**Description of the task**. Your task is to quote the material that follows, in full and exactly.

**Exercise inputs**.

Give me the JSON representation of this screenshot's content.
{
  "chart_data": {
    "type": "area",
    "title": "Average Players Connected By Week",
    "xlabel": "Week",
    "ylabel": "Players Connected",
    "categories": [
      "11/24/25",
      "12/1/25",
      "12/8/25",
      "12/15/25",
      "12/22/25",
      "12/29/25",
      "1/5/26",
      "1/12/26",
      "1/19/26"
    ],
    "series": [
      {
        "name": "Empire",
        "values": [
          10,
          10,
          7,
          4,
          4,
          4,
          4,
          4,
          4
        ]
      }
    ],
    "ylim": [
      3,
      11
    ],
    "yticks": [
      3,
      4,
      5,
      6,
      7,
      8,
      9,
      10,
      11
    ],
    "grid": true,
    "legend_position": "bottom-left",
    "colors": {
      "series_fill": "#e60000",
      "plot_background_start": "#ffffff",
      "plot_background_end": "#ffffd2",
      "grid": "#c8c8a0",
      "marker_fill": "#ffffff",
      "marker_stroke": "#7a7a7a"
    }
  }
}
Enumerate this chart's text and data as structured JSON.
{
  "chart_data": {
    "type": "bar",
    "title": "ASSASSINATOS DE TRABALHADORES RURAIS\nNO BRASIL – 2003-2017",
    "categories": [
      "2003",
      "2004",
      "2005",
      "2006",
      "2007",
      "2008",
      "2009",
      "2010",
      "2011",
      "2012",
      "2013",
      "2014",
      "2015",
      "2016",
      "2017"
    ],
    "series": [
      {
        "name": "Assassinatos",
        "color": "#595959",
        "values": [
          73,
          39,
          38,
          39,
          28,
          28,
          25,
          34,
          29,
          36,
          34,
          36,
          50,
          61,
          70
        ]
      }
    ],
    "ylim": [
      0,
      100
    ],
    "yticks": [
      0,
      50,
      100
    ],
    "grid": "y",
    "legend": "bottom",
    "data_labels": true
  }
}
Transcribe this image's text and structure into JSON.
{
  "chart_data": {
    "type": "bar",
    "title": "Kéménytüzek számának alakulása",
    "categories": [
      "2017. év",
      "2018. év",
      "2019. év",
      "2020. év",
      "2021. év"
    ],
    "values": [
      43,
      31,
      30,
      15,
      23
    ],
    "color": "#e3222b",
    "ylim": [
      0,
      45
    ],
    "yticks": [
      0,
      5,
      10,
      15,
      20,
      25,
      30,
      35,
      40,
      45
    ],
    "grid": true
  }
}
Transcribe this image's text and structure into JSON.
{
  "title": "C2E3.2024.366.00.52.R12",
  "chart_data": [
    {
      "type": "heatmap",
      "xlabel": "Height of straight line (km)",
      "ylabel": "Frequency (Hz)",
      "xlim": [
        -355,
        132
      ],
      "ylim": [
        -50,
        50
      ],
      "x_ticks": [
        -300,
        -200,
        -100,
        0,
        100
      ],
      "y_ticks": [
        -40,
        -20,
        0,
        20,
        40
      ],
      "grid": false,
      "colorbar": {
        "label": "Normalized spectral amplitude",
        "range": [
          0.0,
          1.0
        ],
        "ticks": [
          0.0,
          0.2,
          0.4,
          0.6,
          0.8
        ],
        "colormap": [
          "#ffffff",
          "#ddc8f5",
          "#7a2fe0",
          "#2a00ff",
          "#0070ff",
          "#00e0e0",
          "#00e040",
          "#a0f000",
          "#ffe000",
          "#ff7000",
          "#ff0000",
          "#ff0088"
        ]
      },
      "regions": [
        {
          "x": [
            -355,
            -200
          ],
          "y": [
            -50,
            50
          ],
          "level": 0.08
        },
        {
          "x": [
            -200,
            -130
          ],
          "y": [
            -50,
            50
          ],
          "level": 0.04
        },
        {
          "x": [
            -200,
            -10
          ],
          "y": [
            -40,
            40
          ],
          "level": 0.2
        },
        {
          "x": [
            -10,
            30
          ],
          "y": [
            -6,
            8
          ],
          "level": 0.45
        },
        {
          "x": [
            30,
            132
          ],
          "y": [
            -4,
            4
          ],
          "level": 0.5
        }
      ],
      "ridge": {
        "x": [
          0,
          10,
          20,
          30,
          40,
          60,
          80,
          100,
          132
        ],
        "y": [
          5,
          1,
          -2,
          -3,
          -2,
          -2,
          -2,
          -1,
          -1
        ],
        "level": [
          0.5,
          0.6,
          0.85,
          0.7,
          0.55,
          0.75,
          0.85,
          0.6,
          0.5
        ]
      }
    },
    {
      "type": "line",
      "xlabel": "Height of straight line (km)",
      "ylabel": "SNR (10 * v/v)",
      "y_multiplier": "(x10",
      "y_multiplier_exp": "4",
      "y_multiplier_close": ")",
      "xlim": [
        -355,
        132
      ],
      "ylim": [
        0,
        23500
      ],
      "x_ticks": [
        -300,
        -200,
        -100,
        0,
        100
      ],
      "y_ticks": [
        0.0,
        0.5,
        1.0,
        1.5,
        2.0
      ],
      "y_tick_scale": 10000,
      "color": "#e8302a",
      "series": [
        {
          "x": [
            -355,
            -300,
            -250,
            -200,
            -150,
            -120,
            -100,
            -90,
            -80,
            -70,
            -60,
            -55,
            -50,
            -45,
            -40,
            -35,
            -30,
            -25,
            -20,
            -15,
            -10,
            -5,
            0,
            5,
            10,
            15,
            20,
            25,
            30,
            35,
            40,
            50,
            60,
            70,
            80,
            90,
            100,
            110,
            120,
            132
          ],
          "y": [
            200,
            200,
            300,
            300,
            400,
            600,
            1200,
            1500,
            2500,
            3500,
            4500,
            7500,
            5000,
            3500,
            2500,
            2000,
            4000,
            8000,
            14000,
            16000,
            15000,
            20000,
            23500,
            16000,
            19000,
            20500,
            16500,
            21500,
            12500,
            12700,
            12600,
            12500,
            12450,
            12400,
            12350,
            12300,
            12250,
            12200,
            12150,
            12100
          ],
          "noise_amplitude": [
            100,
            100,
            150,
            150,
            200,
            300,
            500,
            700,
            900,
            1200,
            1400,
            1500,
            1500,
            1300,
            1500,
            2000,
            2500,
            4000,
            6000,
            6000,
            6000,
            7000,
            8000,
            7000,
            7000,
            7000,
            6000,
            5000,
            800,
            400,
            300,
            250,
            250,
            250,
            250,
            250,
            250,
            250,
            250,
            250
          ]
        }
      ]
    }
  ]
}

**Solution for this problem**.
Give me the JSON representation of this screenshot's content.
{
  "chart_data": {
    "type": "area",
    "title": "Average Players Connected By Week",
    "xlabel": "Week",
    "ylabel": "Players Connected",
    "categories": [
      "11/24/25",
      "12/1/25",
      "12/8/25",
      "12/15/25",
      "12/22/25",
      "12/29/25",
      "1/5/26",
      "1/12/26",
      "1/19/26"
    ],
    "series": [
      {
        "name": "Empire",
        "values": [
          10,
          10,
          7,
          4,
          4,
          4,
          4,
          4,
          4
        ]
      }
    ],
    "ylim": [
      3,
      11
    ],
    "yticks": [
      3,
      4,
      5,
      6,
      7,
      8,
      9,
      10,
      11
    ],
    "grid": true,
    "legend_position": "bottom-left",
    "colors": {
      "series_fill": "#e60000",
      "plot_background_start": "#ffffff",
      "plot_background_end": "#ffffd2",
      "grid": "#c8c8a0",
      "marker_fill": "#ffffff",
      "marker_stroke": "#7a7a7a"
    }
  }
}
Enumerate this chart's text and data as structured JSON.
{
  "chart_data": {
    "type": "bar",
    "title": "ASSASSINATOS DE TRABALHADORES RURAIS\nNO BRASIL – 2003-2017",
    "categories": [
      "2003",
      "2004",
      "2005",
      "2006",
      "2007",
      "2008",
      "2009",
      "2010",
      "2011",
      "2012",
      "2013",
      "2014",
      "2015",
      "2016",
      "2017"
    ],
    "series": [
      {
        "name": "Assassinatos",
        "color": "#595959",
        "values": [
          73,
          39,
          38,
          39,
          28,
          28,
          25,
          34,
          29,
          36,
          34,
          36,
          50,
          61,
          70
        ]
      }
    ],
    "ylim": [
      0,
      100
    ],
    "yticks": [
      0,
      50,
      100
    ],
    "grid": "y",
    "legend": "bottom",
    "data_labels": true
  }
}
Transcribe this image's text and structure into JSON.
{
  "chart_data": {
    "type": "bar",
    "title": "Kéménytüzek számának alakulása",
    "categories": [
      "2017. év",
      "2018. év",
      "2019. év",
      "2020. év",
      "2021. év"
    ],
    "values": [
      43,
      31,
      30,
      15,
      23
    ],
    "color": "#e3222b",
    "ylim": [
      0,
      45
    ],
    "yticks": [
      0,
      5,
      10,
      15,
      20,
      25,
      30,
      35,
      40,
      45
    ],
    "grid": true
  }
}
Transcribe this image's text and structure into JSON.
{
  "title": "C2E3.2024.366.00.52.R12",
  "chart_data": [
    {
      "type": "heatmap",
      "xlabel": "Height of straight line (km)",
      "ylabel": "Frequency (Hz)",
      "xlim": [
        -355,
        132
      ],
      "ylim": [
        -50,
        50
      ],
      "x_ticks": [
        -300,
        -200,
        -100,
        0,
        100
      ],
      "y_ticks": [
        -40,
        -20,
        0,
        20,
        40
      ],
      "grid": false,
      "colorbar": {
        "label": "Normalized spectral amplitude",
        "range": [
          0.0,
          1.0
        ],
        "ticks": [
          0.0,
          0.2,
          0.4,
          0.6,
          0.8
        ],
        "colormap": [
          "#ffffff",
          "#ddc8f5",
          "#7a2fe0",
          "#2a00ff",
          "#0070ff",
          "#00e0e0",
          "#00e040",
          "#a0f000",
          "#ffe000",
          "#ff7000",
          "#ff0000",
          "#ff0088"
        ]
      },
      "regions": [
        {
          "x": [
            -355,
            -200
          ],
          "y": [
            -50,
            50
          ],
          "level": 0.08
        },
        {
          "x": [
            -200,
            -130
          ],
          "y": [
            -50,
            50
          ],
          "level": 0.04
        },
        {
          "x": [
            -200,
            -10
          ],
          "y": [
            -40,
            40
          ],
          "level": 0.2
        },
        {
          "x": [
            -10,
            30
          ],
          "y": [
            -6,
            8
          ],
          "level": 0.45
        },
        {
          "x": [
            30,
            132
          ],
          "y": [
            -4,
            4
          ],
          "level": 0.5
        }
      ],
      "ridge": {
        "x": [
          0,
          10,
          20,
          30,
          40,
          60,
          80,
          100,
          132
        ],
        "y": [
          5,
          1,
          -2,
          -3,
          -2,
          -2,
          -2,
          -1,
          -1
        ],
        "level": [
          0.5,
          0.6,
          0.85,
          0.7,
          0.55,
          0.75,
          0.85,
          0.6,
          0.5
        ]
      }
    },
    {
      "type": "line",
      "xlabel": "Height of straight line (km)",
      "ylabel": "SNR (10 * v/v)",
      "y_multiplier": "(x10",
      "y_multiplier_exp": "4",
      "y_multiplier_close": ")",
      "xlim": [
        -355,
        132
      ],
      "ylim": [
        0,
        23500
      ],
      "x_ticks": [
        -300,
        -200,
        -100,
        0,
        100
      ],
      "y_ticks": [
        0.0,
        0.5,
        1.0,
        1.5,
        2.0
      ],
      "y_tick_scale": 10000,
      "color": "#e8302a",
      "series": [
        {
          "x": [
            -355,
            -300,
            -250,
            -200,
            -150,
            -120,
            -100,
            -90,
            -80,
            -70,
            -60,
            -55,
            -50,
            -45,
            -40,
            -35,
            -30,
            -25,
            -20,
            -15,
            -10,
            -5,
            0,
            5,
            10,
            15,
            20,
            25,
            30,
            35,
            40,
            50,
            60,
            70,
            80,
            90,
            100,
            110,
            120,
            132
          ],
          "y": [
            200,
            200,
            300,
            300,
            400,
            600,
            1200,
            1500,
            2500,
            3500,
            4500,
            7500,
            5000,
            3500,
            2500,
            2000,
            4000,
            8000,
            14000,
            16000,
            15000,
            20000,
            23500,
            16000,
            19000,
            20500,
            16500,
            21500,
            12500,
            12700,
            12600,
            12500,
            12450,
            12400,
            12350,
            12300,
            12250,
            12200,
            12150,
            12100
          ],
          "noise_amplitude": [
            100,
            100,
            150,
            150,
            200,
            300,
            500,
            700,
            900,
            1200,
            1400,
            1500,
            1500,
            1300,
            1500,
            2000,
            2500,
            4000,
            6000,
            6000,
            6000,
            7000,
            8000,
            7000,
            7000,
            7000,
            6000,
            5000,
            800,
            400,
            300,
            250,
            250,
            250,
            250,
            250,
            250,
            250,
            250,
            250
          ]
        }
      ]
    }
  ]
}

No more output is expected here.